## PROBLEM
Pick out each line below containing "root".
____
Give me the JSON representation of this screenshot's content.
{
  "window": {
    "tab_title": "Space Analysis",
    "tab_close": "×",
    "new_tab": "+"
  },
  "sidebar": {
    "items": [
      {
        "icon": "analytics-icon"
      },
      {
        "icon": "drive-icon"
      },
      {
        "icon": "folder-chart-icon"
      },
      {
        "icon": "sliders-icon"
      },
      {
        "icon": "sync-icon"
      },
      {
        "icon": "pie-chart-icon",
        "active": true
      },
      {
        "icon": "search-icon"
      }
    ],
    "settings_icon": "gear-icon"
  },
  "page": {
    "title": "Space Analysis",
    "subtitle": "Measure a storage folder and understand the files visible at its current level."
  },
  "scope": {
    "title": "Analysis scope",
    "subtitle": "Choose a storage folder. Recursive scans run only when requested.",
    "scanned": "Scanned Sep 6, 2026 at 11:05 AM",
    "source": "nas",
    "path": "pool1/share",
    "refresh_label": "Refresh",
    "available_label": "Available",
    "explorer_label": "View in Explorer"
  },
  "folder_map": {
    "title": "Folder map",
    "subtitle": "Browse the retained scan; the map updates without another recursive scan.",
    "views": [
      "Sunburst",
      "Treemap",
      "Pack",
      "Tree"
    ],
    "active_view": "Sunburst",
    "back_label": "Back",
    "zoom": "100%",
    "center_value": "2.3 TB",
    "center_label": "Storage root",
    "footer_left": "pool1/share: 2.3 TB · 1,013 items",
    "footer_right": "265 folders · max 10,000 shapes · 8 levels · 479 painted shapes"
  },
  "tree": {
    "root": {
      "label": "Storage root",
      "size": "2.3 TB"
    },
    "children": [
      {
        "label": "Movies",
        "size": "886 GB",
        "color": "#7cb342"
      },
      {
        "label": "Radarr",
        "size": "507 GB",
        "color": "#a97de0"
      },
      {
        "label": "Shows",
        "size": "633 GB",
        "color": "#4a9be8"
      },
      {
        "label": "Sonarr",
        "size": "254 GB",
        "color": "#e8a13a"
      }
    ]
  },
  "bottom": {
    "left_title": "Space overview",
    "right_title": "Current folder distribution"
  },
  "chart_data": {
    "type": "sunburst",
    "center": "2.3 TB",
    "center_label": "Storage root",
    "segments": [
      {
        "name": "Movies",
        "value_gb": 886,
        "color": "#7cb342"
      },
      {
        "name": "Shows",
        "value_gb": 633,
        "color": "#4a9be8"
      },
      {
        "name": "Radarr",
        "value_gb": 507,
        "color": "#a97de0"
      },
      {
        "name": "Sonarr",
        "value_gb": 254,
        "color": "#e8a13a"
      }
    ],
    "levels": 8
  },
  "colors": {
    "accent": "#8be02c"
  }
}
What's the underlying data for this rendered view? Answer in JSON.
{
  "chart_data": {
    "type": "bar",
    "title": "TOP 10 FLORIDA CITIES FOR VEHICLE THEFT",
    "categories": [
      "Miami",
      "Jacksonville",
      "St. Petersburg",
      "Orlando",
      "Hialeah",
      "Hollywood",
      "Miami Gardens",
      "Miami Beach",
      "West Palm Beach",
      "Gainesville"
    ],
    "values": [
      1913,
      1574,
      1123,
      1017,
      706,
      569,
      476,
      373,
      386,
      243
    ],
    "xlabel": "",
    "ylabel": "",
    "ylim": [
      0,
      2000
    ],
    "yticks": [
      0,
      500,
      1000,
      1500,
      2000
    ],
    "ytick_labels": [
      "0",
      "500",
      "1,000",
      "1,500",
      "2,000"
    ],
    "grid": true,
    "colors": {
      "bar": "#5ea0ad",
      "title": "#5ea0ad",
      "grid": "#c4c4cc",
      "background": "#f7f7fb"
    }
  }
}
____
## WRITTEN SOLUTION
    "center_label": "Storage root",
    "root": {
      "label": "Storage root",
    "center_label": "Storage root",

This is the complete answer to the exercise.